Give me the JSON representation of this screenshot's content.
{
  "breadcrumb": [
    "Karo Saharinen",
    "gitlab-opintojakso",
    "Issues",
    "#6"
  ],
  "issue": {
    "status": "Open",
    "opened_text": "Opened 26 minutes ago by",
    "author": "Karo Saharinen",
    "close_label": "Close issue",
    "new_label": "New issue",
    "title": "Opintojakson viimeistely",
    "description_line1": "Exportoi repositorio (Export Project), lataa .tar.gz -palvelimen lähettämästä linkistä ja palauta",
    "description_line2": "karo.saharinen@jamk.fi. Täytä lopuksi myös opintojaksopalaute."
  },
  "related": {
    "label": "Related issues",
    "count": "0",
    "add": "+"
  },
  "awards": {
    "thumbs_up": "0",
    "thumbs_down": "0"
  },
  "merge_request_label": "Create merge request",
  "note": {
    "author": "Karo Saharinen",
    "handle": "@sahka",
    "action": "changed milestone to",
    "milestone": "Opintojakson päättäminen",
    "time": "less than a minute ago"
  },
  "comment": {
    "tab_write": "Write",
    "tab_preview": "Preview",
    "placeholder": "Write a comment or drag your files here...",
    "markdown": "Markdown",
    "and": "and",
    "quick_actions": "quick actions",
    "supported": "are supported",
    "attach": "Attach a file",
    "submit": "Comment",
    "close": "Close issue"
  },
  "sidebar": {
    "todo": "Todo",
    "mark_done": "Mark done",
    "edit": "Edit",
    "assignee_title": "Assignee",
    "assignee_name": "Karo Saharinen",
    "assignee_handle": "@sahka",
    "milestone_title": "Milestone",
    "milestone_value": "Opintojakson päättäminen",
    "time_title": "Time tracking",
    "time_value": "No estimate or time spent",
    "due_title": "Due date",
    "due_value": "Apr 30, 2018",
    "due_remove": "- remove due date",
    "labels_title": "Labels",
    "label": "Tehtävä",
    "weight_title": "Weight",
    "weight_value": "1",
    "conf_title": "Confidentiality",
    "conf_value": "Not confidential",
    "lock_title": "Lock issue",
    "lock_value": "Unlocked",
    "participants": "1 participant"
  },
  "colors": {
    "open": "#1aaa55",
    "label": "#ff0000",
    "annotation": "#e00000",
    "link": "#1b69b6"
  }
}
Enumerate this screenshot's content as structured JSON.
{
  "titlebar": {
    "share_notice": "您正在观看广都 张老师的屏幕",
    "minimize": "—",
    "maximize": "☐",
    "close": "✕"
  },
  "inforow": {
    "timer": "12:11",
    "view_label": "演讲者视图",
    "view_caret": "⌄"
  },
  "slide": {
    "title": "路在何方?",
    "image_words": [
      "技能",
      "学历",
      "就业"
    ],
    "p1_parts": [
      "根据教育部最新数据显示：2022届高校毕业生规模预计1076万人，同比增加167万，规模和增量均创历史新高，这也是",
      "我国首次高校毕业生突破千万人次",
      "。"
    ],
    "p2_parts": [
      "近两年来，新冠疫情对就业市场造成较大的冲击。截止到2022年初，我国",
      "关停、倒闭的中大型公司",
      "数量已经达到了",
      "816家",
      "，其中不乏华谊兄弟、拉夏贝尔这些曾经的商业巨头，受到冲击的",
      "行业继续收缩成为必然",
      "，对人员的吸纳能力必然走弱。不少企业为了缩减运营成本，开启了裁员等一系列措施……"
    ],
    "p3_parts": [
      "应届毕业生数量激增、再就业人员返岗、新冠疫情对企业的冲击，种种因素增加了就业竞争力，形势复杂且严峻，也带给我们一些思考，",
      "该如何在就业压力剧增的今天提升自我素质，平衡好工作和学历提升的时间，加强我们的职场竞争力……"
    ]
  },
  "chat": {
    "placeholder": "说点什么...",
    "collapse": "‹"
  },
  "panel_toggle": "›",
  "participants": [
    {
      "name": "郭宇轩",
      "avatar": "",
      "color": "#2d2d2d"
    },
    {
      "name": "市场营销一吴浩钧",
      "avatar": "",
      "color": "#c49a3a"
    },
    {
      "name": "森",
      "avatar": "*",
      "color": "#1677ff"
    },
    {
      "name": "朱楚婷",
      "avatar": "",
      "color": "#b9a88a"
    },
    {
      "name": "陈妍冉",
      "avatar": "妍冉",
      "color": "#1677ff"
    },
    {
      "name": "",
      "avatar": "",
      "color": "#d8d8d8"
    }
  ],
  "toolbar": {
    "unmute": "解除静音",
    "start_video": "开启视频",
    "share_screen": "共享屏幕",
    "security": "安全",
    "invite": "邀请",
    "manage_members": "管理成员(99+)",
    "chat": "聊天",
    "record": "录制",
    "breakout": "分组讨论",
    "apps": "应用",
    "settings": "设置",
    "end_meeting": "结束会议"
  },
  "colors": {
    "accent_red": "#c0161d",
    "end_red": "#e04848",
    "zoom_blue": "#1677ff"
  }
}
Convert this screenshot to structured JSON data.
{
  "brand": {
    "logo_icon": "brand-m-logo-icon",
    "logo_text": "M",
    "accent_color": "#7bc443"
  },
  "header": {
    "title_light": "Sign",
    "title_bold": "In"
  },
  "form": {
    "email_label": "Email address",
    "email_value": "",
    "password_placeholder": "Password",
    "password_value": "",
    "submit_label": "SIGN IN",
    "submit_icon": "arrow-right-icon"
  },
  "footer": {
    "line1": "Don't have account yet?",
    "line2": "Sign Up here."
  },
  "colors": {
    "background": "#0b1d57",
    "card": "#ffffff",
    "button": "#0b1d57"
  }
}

* * * * *

## Written request
Repeat all of the records above exactly as written.

## Answer to the exercise
Give me the JSON representation of this screenshot's content.
{
  "breadcrumb": [
    "Karo Saharinen",
    "gitlab-opintojakso",
    "Issues",
    "#6"
  ],
  "issue": {
    "status": "Open",
    "opened_text": "Opened 26 minutes ago by",
    "author": "Karo Saharinen",
    "close_label": "Close issue",
    "new_label": "New issue",
    "title": "Opintojakson viimeistely",
    "description_line1": "Exportoi repositorio (Export Project), lataa .tar.gz -palvelimen lähettämästä linkistä ja palauta",
    "description_line2": "karo.saharinen@jamk.fi. Täytä lopuksi myös opintojaksopalaute."
  },
  "related": {
    "label": "Related issues",
    "count": "0",
    "add": "+"
  },
  "awards": {
    "thumbs_up": "0",
    "thumbs_down": "0"
  },
  "merge_request_label": "Create merge request",
  "note": {
    "author": "Karo Saharinen",
    "handle": "@sahka",
    "action": "changed milestone to",
    "milestone": "Opintojakson päättäminen",
    "time": "less than a minute ago"
  },
  "comment": {
    "tab_write": "Write",
    "tab_preview": "Preview",
    "placeholder": "Write a comment or drag your files here...",
    "markdown": "Markdown",
    "and": "and",
    "quick_actions": "quick actions",
    "supported": "are supported",
    "attach": "Attach a file",
    "submit": "Comment",
    "close": "Close issue"
  },
  "sidebar": {
    "todo": "Todo",
    "mark_done": "Mark done",
    "edit": "Edit",
    "assignee_title": "Assignee",
    "assignee_name": "Karo Saharinen",
    "assignee_handle": "@sahka",
    "milestone_title": "Milestone",
    "milestone_value": "Opintojakson päättäminen",
    "time_title": "Time tracking",
    "time_value": "No estimate or time spent",
    "due_title": "Due date",
    "due_value": "Apr 30, 2018",
    "due_remove": "- remove due date",
    "labels_title": "Labels",
    "label": "Tehtävä",
    "weight_title": "Weight",
    "weight_value": "1",
    "conf_title": "Confidentiality",
    "conf_value": "Not confidential",
    "lock_title": "Lock issue",
    "lock_value": "Unlocked",
    "participants": "1 participant"
  },
  "colors": {
    "open": "#1aaa55",
    "label": "#ff0000",
    "annotation": "#e00000",
    "link": "#1b69b6"
  }
}
Enumerate this screenshot's content as structured JSON.
{
  "titlebar": {
    "share_notice": "您正在观看广都 张老师的屏幕",
    "minimize": "—",
    "maximize": "☐",
    "close": "✕"
  },
  "inforow": {
    "timer": "12:11",
    "view_label": "演讲者视图",
    "view_caret": "⌄"
  },
  "slide": {
    "title": "路在何方?",
    "image_words": [
      "技能",
      "学历",
      "就业"
    ],
    "p1_parts": [
      "根据教育部最新数据显示：2022届高校毕业生规模预计1076万人，同比增加167万，规模和增量均创历史新高，这也是",
      "我国首次高校毕业生突破千万人次",
      "。"
    ],
    "p2_parts": [
      "近两年来，新冠疫情对就业市场造成较大的冲击。截止到2022年初，我国",
      "关停、倒闭的中大型公司",
      "数量已经达到了",
      "816家",
      "，其中不乏华谊兄弟、拉夏贝尔这些曾经的商业巨头，受到冲击的",
      "行业继续收缩成为必然",
      "，对人员的吸纳能力必然走弱。不少企业为了缩减运营成本，开启了裁员等一系列措施……"
    ],
    "p3_parts": [
      "应届毕业生数量激增、再就业人员返岗、新冠疫情对企业的冲击，种种因素增加了就业竞争力，形势复杂且严峻，也带给我们一些思考，",
      "该如何在就业压力剧增的今天提升自我素质，平衡好工作和学历提升的时间，加强我们的职场竞争力……"
    ]
  },
  "chat": {
    "placeholder": "说点什么...",
    "collapse": "‹"
  },
  "panel_toggle": "›",
  "participants": [
    {
      "name": "郭宇轩",
      "avatar": "",
      "color": "#2d2d2d"
    },
    {
      "name": "市场营销一吴浩钧",
      "avatar": "",
      "color": "#c49a3a"
    },
    {
      "name": "森",
      "avatar": "*",
      "color": "#1677ff"
    },
    {
      "name": "朱楚婷",
      "avatar": "",
      "color": "#b9a88a"
    },
    {
      "name": "陈妍冉",
      "avatar": "妍冉",
      "color": "#1677ff"
    },
    {
      "name": "",
      "avatar": "",
      "color": "#d8d8d8"
    }
  ],
  "toolbar": {
    "unmute": "解除静音",
    "start_video": "开启视频",
    "share_screen": "共享屏幕",
    "security": "安全",
    "invite": "邀请",
    "manage_members": "管理成员(99+)",
    "chat": "聊天",
    "record": "录制",
    "breakout": "分组讨论",
    "apps": "应用",
    "settings": "设置",
    "end_meeting": "结束会议"
  },
  "colors": {
    "accent_red": "#c0161d",
    "end_red": "#e04848",
    "zoom_blue": "#1677ff"
  }
}
Convert this screenshot to structured JSON data.
{
  "brand": {
    "logo_icon": "brand-m-logo-icon",
    "logo_text": "M",
    "accent_color": "#7bc443"
  },
  "header": {
    "title_light": "Sign",
    "title_bold": "In"
  },
  "form": {
    "email_label": "Email address",
    "email_value": "",
    "password_placeholder": "Password",
    "password_value": "",
    "submit_label": "SIGN IN",
    "submit_icon": "arrow-right-icon"
  },
  "footer": {
    "line1": "Don't have account yet?",
    "line2": "Sign Up here."
  },
  "colors": {
    "background": "#0b1d57",
    "card": "#ffffff",
    "button": "#0b1d57"
  }
}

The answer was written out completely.